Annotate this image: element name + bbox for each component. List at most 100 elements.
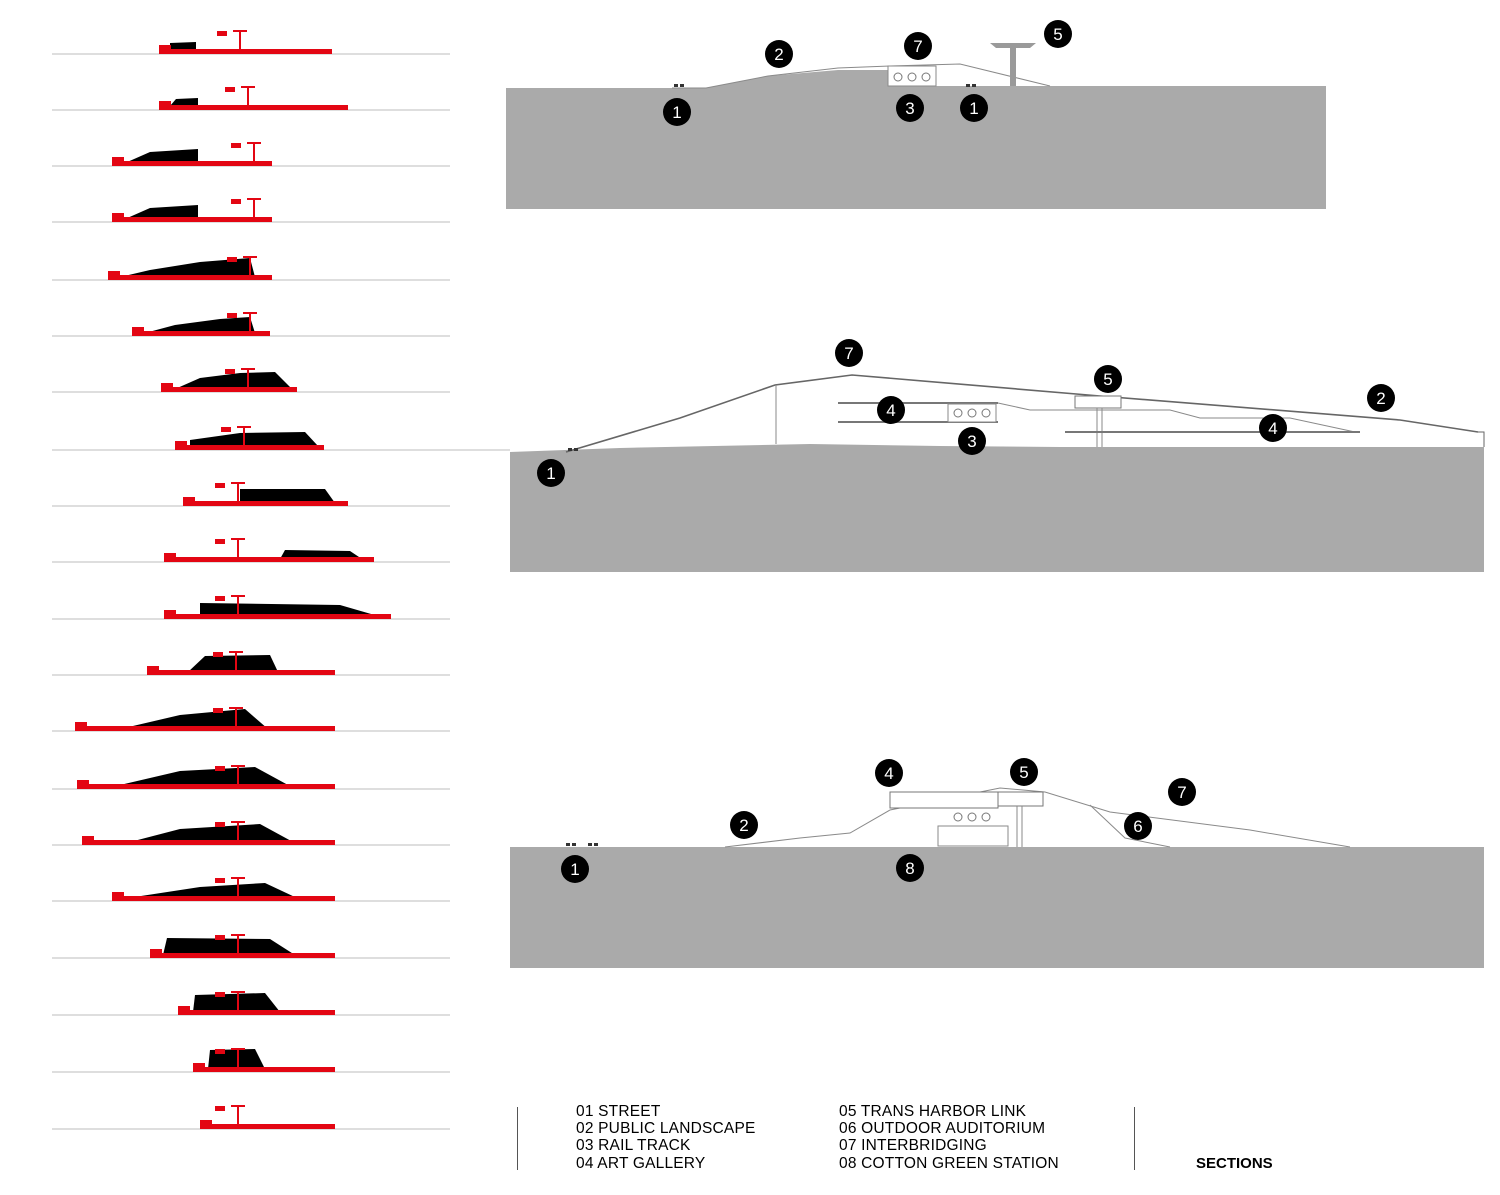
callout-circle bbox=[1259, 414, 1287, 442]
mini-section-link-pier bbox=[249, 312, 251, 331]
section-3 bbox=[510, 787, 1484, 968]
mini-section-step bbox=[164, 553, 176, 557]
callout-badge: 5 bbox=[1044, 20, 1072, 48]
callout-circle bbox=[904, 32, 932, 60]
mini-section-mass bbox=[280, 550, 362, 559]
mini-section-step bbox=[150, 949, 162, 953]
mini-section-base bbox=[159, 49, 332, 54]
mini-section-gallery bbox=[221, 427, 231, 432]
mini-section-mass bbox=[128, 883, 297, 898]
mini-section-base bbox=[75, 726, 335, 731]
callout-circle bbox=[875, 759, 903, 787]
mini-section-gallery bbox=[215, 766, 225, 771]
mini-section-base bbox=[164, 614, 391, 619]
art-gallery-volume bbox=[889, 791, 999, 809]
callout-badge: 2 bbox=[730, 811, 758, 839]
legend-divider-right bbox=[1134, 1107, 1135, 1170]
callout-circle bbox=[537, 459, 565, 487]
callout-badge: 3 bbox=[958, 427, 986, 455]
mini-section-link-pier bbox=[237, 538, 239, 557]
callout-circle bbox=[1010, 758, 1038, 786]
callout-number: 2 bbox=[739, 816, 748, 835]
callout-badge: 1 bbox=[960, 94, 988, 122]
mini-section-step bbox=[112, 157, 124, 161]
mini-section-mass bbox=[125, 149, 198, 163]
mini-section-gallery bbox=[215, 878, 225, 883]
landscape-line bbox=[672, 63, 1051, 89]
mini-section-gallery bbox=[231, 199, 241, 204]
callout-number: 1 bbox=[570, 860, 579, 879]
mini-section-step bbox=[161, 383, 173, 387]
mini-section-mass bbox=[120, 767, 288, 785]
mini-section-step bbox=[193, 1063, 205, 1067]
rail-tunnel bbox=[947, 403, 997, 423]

++++++++++

-- Problem details --
Copy every line of the records above word for word, leaving out the pictures.

-- Worked solution --
Annotate this image: element name + bbox for each component. List at most 100 elements.
callout-circle bbox=[1259, 414, 1287, 442]
mini-section-link-pier bbox=[249, 312, 251, 331]
section-3 bbox=[510, 787, 1484, 968]
mini-section-step bbox=[164, 553, 176, 557]
callout-badge: 5 bbox=[1044, 20, 1072, 48]
callout-circle bbox=[904, 32, 932, 60]
mini-section-mass bbox=[280, 550, 362, 559]
mini-section-step bbox=[150, 949, 162, 953]
mini-section-base bbox=[159, 49, 332, 54]
mini-section-gallery bbox=[221, 427, 231, 432]
mini-section-mass bbox=[128, 883, 297, 898]
mini-section-base bbox=[75, 726, 335, 731]
callout-circle bbox=[875, 759, 903, 787]
mini-section-gallery bbox=[215, 766, 225, 771]
mini-section-base bbox=[164, 614, 391, 619]
art-gallery-volume bbox=[889, 791, 999, 809]
callout-badge: 2 bbox=[730, 811, 758, 839]
legend-divider-right bbox=[1134, 1107, 1135, 1170]
callout-circle bbox=[537, 459, 565, 487]
callout-badge: 3 bbox=[958, 427, 986, 455]
mini-section-link-pier bbox=[237, 538, 239, 557]
callout-circle bbox=[1010, 758, 1038, 786]
callout-number: 2 bbox=[739, 816, 748, 835]
callout-badge: 1 bbox=[960, 94, 988, 122]
mini-section-step bbox=[112, 157, 124, 161]
mini-section-mass bbox=[125, 149, 198, 163]
mini-section-gallery bbox=[215, 878, 225, 883]
landscape-line bbox=[672, 63, 1051, 89]
mini-section-gallery bbox=[231, 199, 241, 204]
callout-number: 1 bbox=[570, 860, 579, 879]
mini-section-step bbox=[161, 383, 173, 387]
mini-section-mass bbox=[120, 767, 288, 785]
mini-section-step bbox=[193, 1063, 205, 1067]
rail-tunnel bbox=[947, 403, 997, 423]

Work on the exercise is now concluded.